In the listing that follows, count each line where the word "feucht" appears; write nothing but the count.

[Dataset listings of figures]

○ ○ ○ ○ ○ ○ ○

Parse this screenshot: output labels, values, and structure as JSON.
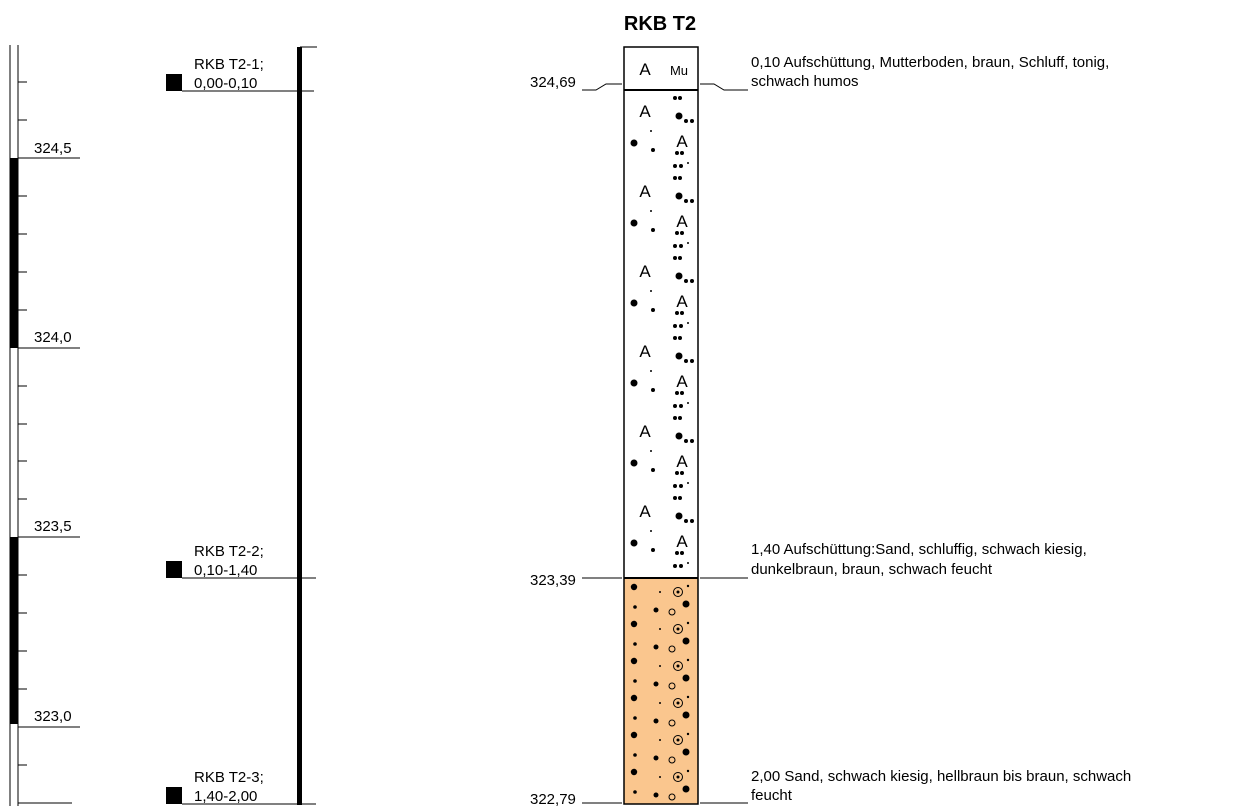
{
  "title": "RKB T2",
  "scale": {
    "labels": [
      "324,5",
      "324,0",
      "323,5",
      "323,0"
    ]
  },
  "samples": [
    {
      "name": "RKB T2-1;",
      "range": "0,00-0,10"
    },
    {
      "name": "RKB T2-2;",
      "range": "0,10-1,40"
    },
    {
      "name": "RKB T2-3;",
      "range": "1,40-2,00"
    }
  ],
  "elevations": [
    "324,69",
    "323,39",
    "322,79"
  ],
  "layers": [
    {
      "depth": "0,10",
      "line1": "Aufschüttung, Mutterboden, braun, Schluff, tonig,",
      "line2": "schwach humos",
      "symbols": [
        "A",
        "Mu"
      ]
    },
    {
      "depth": "1,40",
      "line1": "Aufschüttung:Sand, schluffig, schwach kiesig,",
      "line2": "dunkelbraun, braun, schwach feucht",
      "symbols": [
        "A"
      ]
    },
    {
      "depth": "2,00",
      "line1": "Sand, schwach kiesig, hellbraun bis braun, schwach",
      "line2": "feucht",
      "symbols": []
    }
  ],
  "colors": {
    "sand_fill": "#FAC68E",
    "ink": "#000000"
  }
}
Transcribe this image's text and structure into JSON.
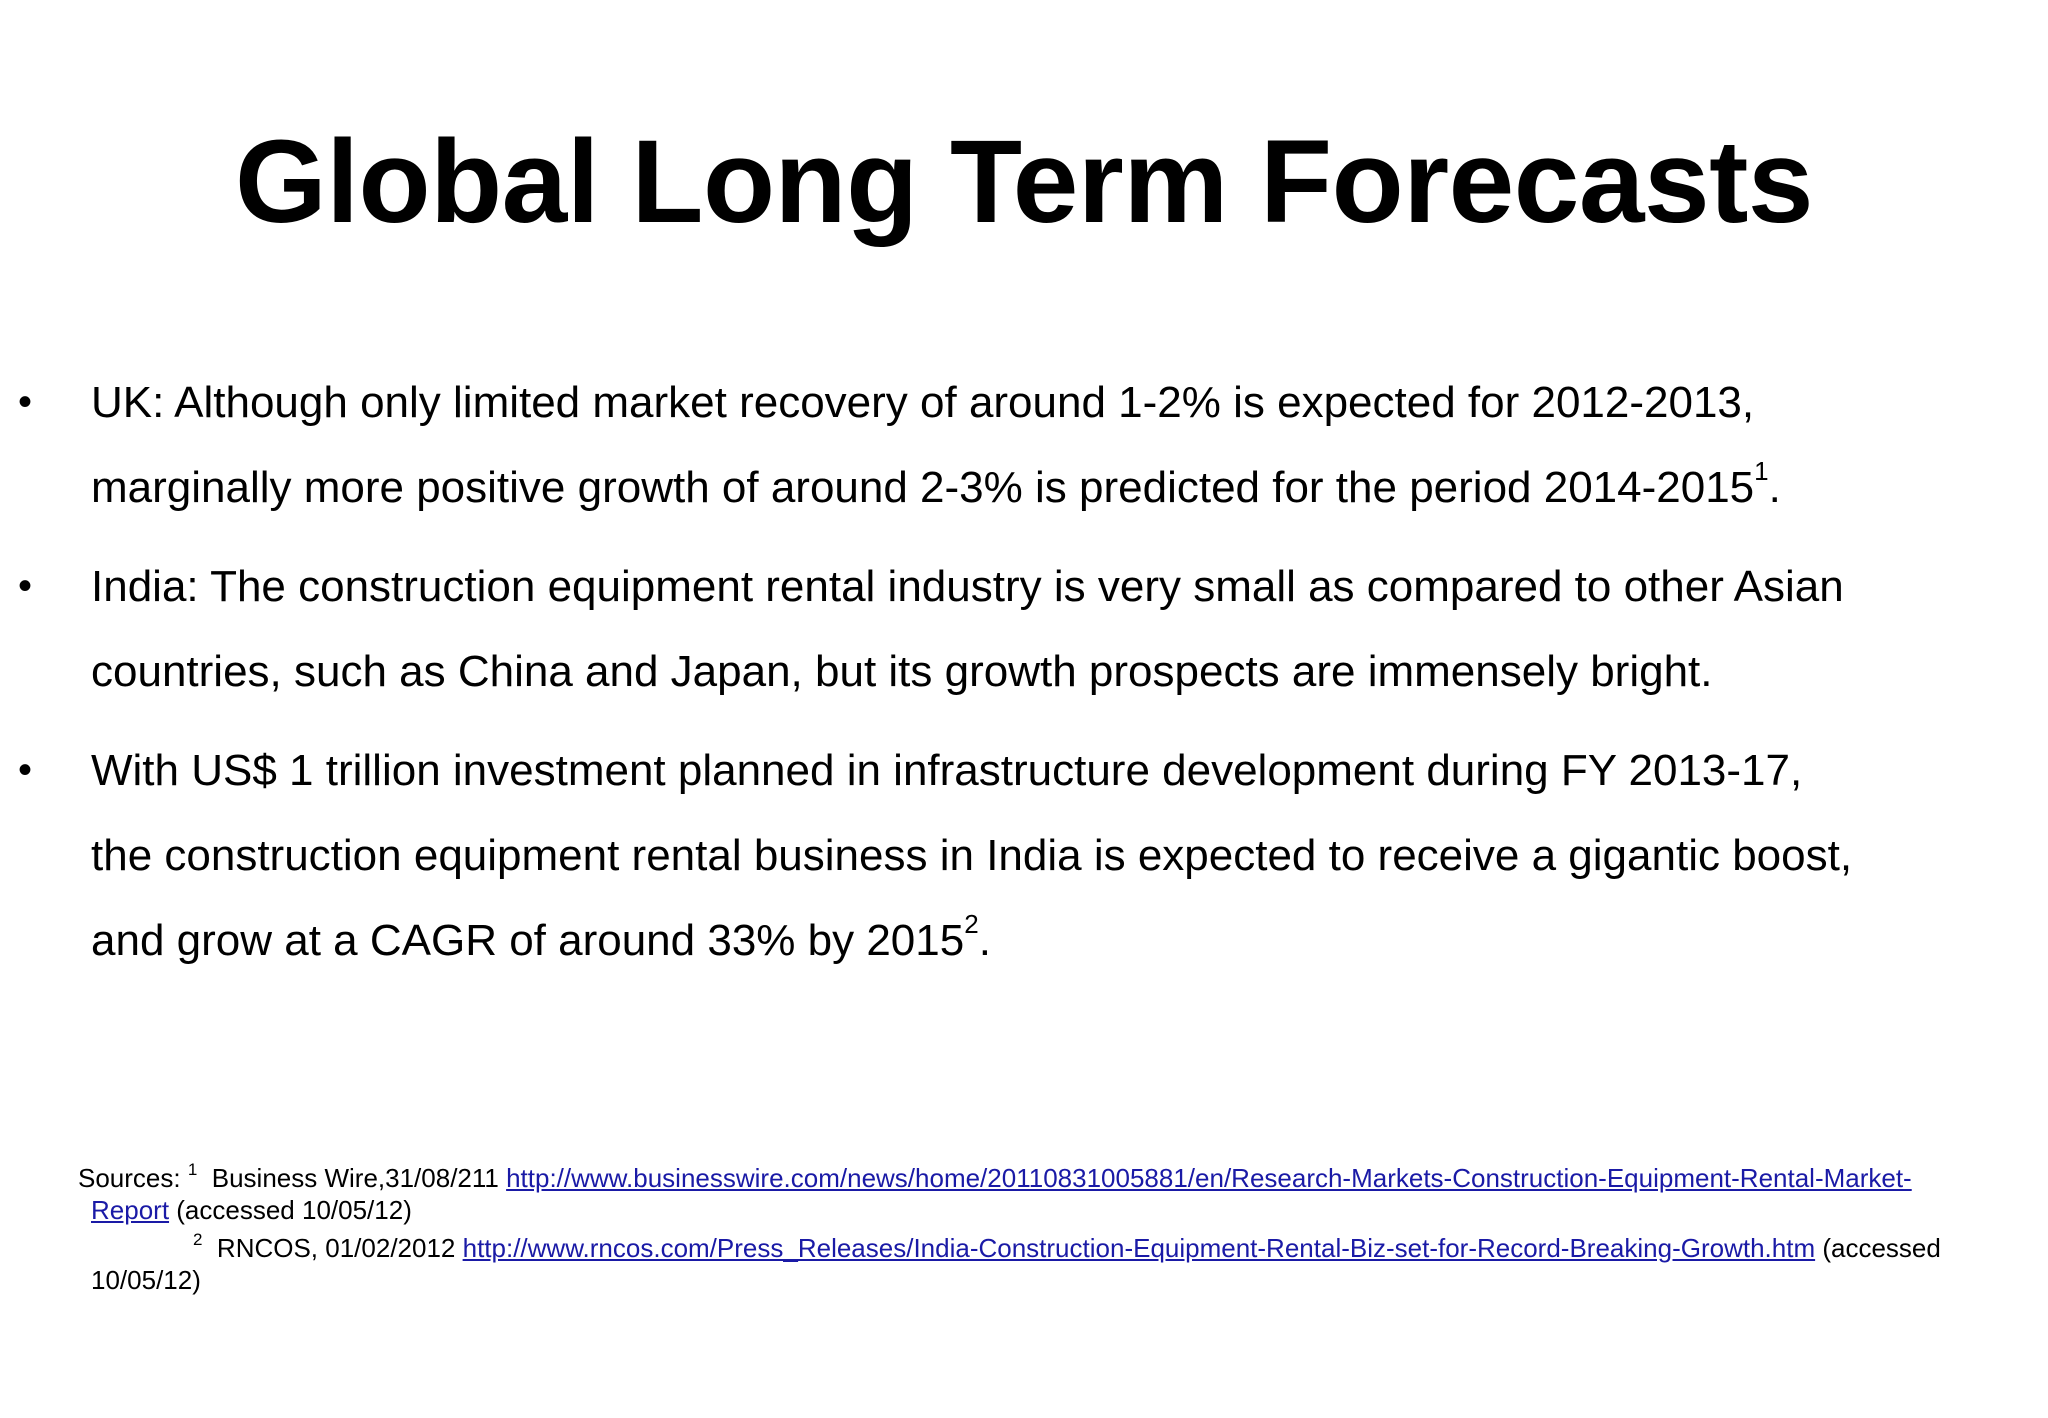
{
  "slide": {
    "title": "Global Long Term Forecasts",
    "bullet_marker": "•",
    "bullets": [
      {
        "line1": "UK: Although only limited market recovery of around 1-2% is expected for 2012-2013,",
        "line2_text": "marginally more positive growth of around 2-3%  is predicted for the period 2014-2015",
        "line2_sup": "1",
        "line2_end": "."
      },
      {
        "line1": "India:  The construction equipment rental industry is very small as compared to other Asian",
        "line2": "countries, such as China and Japan, but its growth prospects are immensely bright."
      },
      {
        "line1": "With US$ 1 trillion investment planned in infrastructure development during FY 2013-17,",
        "line2": "the construction equipment rental business in India is expected to receive a gigantic boost,",
        "line3_text": "and grow at a CAGR of around 33% by 2015",
        "line3_sup": "2",
        "line3_end": "."
      }
    ]
  },
  "sources": {
    "label": "Sources: ",
    "items": [
      {
        "number": "1",
        "text": "  Business Wire,31/08/211 ",
        "link_part1": "http://www.businesswire.com/news/home/20110831005881/en/Research-Markets-Construction-Equipment-Rental-Market-",
        "link_part2": "Report",
        "suffix": " (accessed 10/05/12)"
      },
      {
        "number": "2",
        "text": "  RNCOS, 01/02/2012 ",
        "link": "http://www.rncos.com/Press_Releases/India-Construction-Equipment-Rental-Biz-set-for-Record-Breaking-Growth.htm",
        "suffix_line1": " (accessed",
        "suffix_line2": "10/05/12)"
      }
    ]
  },
  "colors": {
    "text": "#000000",
    "link": "#1a1aa6",
    "background": "#ffffff"
  }
}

○ ○ ○ ○ ○ ○ ○

_Worked solution:_ 2